§ Supplied material:
▼

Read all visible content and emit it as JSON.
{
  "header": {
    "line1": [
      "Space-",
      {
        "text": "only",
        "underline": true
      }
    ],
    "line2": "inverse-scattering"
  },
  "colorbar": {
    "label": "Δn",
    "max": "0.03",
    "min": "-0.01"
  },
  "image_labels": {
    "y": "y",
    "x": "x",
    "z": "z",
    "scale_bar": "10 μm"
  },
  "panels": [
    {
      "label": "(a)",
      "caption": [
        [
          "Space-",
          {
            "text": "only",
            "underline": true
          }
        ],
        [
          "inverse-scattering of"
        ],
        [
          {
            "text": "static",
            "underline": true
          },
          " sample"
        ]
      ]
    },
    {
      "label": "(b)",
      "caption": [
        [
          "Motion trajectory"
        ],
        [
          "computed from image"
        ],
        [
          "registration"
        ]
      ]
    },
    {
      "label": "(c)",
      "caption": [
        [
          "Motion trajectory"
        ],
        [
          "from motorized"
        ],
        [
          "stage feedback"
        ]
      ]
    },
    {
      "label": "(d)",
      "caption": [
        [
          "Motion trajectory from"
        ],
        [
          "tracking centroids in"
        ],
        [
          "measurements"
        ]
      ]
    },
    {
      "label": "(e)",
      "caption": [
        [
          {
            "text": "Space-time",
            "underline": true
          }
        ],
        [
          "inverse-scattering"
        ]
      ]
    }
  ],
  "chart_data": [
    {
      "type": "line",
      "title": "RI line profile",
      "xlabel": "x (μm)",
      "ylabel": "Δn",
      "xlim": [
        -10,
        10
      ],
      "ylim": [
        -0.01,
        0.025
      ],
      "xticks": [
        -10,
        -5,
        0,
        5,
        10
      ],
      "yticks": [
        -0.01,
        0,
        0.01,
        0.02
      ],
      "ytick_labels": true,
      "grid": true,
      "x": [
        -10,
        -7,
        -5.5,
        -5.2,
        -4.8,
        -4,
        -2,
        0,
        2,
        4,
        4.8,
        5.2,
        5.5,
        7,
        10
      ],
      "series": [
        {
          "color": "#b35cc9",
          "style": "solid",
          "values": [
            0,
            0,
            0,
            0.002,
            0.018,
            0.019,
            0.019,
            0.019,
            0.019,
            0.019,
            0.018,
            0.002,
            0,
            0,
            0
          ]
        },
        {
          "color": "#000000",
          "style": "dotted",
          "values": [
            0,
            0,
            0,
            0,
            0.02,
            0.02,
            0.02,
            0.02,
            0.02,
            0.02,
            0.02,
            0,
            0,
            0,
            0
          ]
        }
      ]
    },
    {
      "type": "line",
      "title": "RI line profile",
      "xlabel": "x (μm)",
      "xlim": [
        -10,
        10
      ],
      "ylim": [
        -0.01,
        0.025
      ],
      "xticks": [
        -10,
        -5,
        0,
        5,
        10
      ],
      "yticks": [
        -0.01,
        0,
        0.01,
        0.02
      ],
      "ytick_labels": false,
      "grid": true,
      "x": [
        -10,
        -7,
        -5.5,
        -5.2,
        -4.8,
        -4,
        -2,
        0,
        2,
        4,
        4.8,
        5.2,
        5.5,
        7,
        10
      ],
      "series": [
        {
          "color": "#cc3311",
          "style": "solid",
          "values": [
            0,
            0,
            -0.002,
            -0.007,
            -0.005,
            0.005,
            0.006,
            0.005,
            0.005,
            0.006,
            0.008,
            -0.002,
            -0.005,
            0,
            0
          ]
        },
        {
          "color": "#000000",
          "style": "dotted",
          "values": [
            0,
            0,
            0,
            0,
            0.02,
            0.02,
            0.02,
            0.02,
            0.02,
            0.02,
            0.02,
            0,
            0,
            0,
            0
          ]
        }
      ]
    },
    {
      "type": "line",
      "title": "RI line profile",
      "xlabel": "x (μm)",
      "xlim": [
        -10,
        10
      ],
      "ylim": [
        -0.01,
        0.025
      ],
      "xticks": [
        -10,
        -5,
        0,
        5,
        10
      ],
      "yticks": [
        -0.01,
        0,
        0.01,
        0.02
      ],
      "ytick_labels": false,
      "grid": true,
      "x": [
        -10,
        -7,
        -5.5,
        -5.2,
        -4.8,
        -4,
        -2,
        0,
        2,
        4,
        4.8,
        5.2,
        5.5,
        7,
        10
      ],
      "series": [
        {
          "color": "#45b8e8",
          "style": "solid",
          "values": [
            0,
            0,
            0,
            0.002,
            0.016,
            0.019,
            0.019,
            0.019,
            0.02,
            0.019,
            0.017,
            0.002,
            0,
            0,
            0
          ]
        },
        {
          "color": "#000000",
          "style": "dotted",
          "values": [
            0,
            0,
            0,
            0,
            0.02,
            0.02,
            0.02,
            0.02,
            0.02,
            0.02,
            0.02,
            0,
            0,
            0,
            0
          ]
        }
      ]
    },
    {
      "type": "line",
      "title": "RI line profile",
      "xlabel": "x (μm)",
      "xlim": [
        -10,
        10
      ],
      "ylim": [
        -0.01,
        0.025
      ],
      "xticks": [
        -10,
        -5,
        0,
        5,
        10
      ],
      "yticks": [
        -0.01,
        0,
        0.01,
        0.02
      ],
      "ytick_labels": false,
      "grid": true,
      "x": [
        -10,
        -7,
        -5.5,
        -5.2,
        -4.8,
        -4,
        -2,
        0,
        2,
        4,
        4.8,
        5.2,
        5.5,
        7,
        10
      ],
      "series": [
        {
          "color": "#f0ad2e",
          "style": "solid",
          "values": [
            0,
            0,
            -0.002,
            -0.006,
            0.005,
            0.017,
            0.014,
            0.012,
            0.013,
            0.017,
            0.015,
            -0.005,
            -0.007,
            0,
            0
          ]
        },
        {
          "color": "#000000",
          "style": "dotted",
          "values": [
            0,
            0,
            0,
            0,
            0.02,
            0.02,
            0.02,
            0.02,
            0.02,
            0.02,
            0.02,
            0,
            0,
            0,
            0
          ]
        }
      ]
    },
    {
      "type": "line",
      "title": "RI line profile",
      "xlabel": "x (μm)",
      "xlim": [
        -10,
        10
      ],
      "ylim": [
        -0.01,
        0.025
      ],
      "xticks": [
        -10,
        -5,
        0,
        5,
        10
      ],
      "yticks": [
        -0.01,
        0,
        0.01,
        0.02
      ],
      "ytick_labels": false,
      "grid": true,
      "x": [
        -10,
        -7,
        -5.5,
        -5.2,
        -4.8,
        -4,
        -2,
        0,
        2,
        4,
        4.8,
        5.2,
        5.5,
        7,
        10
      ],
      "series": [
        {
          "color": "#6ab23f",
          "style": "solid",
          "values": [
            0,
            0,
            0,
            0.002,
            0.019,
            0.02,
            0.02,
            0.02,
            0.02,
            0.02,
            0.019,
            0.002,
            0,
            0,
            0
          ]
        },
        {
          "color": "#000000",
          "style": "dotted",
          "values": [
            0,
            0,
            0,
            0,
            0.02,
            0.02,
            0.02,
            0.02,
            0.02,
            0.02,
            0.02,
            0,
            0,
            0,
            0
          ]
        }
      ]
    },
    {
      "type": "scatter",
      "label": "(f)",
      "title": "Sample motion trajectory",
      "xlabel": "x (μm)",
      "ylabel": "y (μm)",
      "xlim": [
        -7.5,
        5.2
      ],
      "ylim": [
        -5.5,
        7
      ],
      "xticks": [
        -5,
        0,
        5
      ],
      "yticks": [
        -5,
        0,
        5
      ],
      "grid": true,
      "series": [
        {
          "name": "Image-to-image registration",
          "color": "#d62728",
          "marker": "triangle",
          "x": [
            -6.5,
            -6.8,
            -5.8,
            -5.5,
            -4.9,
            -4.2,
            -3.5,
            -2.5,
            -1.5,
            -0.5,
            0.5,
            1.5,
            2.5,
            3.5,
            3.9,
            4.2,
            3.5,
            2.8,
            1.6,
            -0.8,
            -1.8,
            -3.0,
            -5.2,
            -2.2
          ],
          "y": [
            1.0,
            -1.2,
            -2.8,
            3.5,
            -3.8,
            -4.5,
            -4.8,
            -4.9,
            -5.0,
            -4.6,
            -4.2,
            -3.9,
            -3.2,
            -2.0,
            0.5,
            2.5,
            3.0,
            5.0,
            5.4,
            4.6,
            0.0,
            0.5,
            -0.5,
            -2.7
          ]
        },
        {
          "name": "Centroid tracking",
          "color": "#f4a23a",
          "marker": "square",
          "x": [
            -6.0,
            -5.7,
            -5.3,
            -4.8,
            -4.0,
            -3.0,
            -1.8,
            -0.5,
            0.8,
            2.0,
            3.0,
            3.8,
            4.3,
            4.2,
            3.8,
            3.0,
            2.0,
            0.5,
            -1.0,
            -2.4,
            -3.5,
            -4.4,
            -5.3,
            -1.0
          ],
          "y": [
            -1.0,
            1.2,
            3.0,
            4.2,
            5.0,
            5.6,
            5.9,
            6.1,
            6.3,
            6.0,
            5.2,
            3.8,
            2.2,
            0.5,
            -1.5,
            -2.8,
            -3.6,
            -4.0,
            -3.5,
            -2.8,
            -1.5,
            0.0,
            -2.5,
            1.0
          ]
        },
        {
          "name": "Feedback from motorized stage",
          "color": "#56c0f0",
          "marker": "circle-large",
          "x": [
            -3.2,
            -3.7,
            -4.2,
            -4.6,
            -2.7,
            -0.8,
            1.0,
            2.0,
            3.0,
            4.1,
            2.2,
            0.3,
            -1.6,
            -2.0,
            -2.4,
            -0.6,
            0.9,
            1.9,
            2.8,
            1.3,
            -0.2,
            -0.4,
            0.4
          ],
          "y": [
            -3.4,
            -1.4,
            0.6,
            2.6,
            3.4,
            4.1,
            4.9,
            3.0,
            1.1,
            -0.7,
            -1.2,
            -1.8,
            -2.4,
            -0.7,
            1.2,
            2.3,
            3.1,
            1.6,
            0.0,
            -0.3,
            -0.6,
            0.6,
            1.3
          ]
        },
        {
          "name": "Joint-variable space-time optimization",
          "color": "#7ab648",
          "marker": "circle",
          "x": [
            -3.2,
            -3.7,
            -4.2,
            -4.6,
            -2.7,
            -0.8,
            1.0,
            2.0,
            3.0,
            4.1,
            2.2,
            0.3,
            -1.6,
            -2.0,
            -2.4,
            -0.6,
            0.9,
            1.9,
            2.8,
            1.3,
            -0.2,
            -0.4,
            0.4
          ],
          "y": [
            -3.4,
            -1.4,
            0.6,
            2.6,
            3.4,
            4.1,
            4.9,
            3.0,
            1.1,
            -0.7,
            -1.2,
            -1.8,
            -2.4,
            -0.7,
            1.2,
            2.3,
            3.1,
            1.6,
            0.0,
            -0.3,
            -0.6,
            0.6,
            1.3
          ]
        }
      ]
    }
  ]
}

▲
▼

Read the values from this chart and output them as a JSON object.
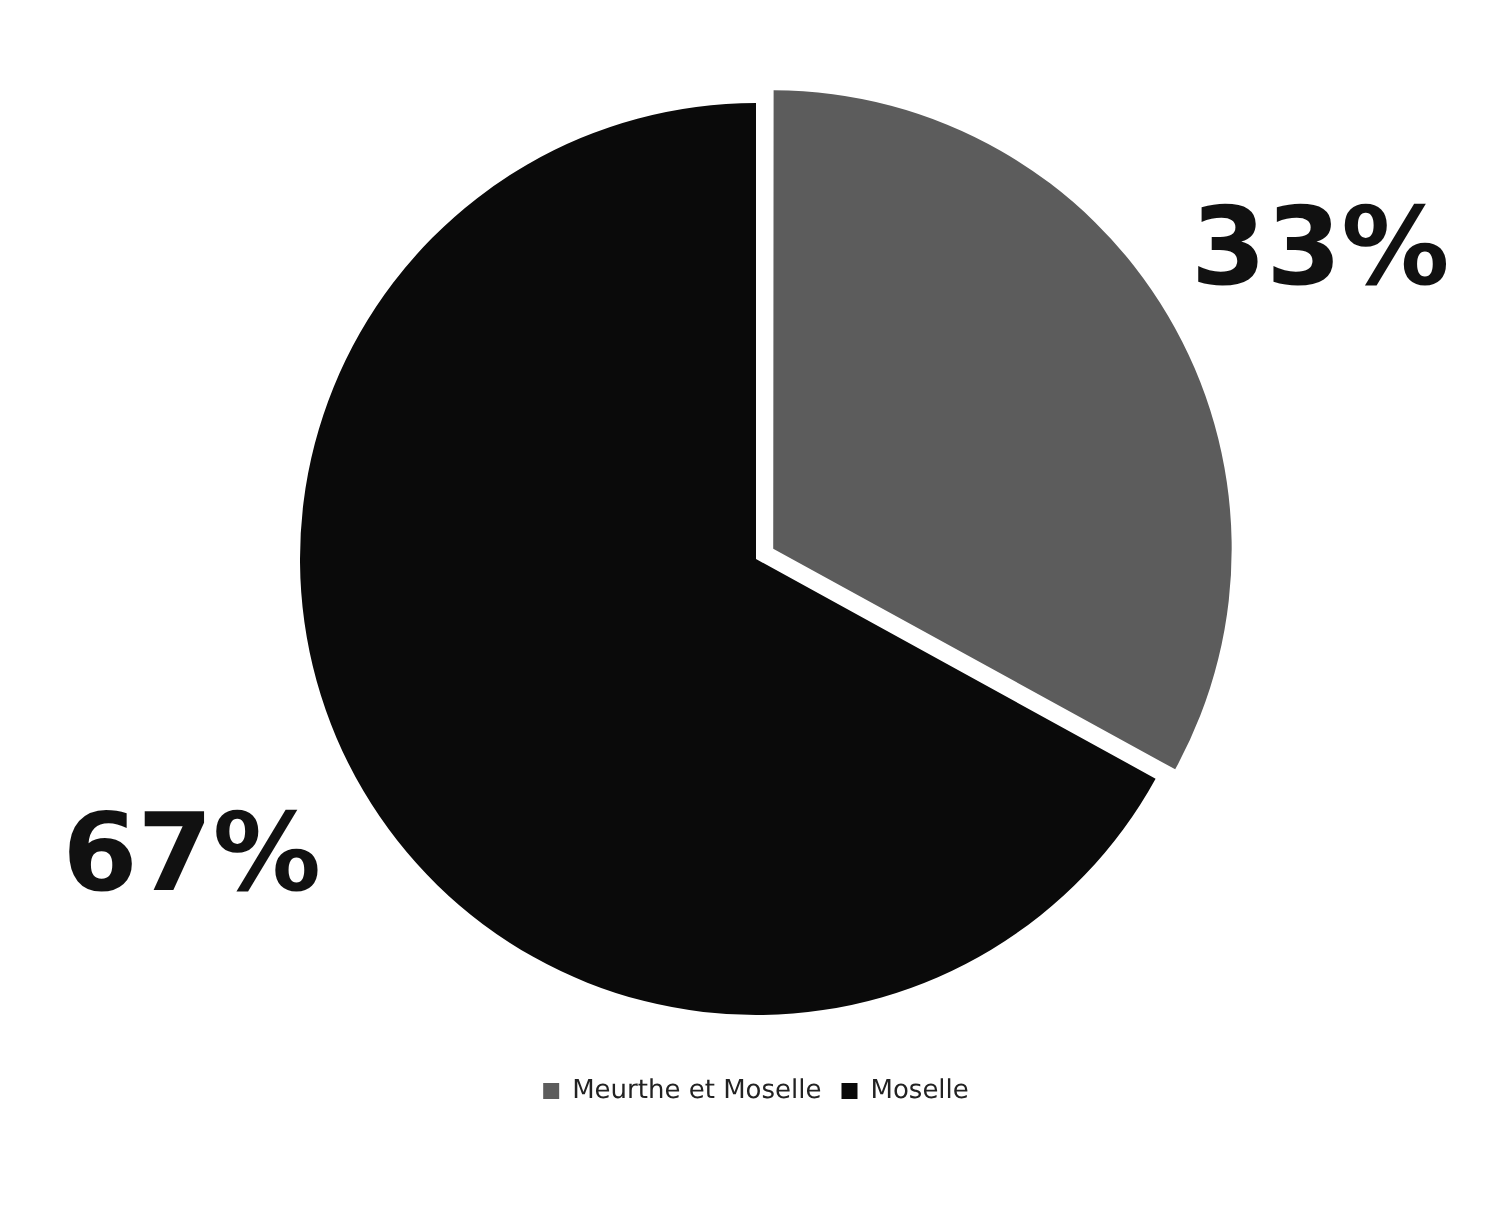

▲
▼

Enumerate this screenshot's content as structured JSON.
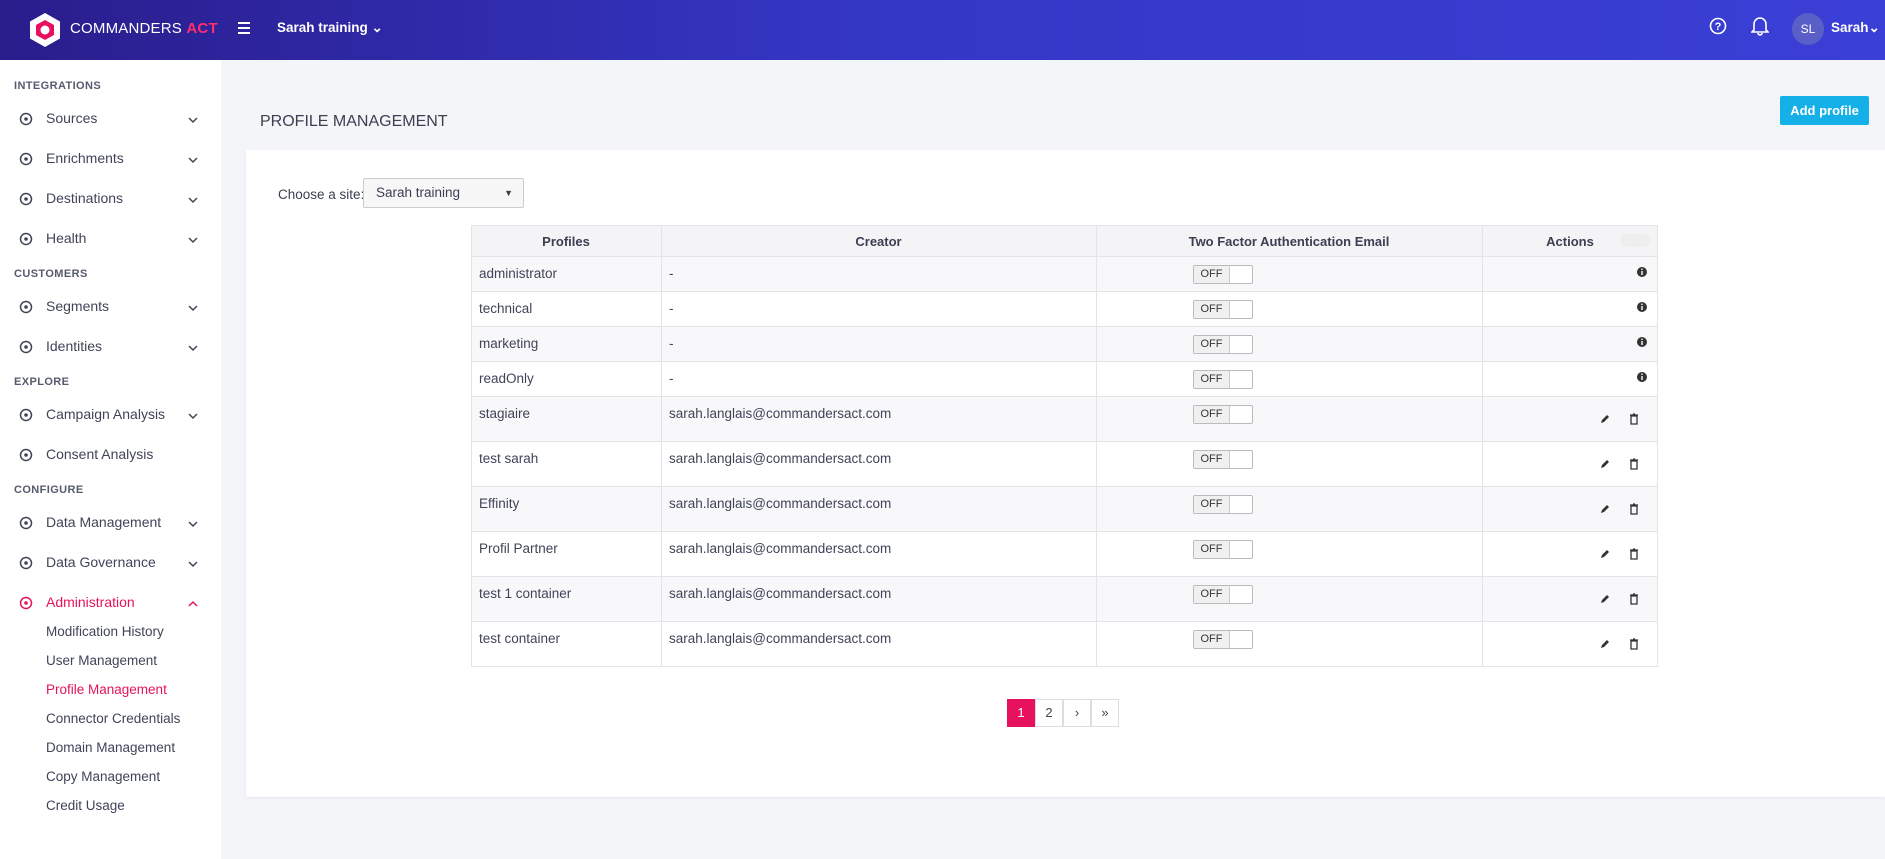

▲

§ Given instruction: Show every line that contains the word "this".

§ Final result:
Read the values from this chart and output them as a JSON object.
Enumerate this screenshot's content as structured JSON.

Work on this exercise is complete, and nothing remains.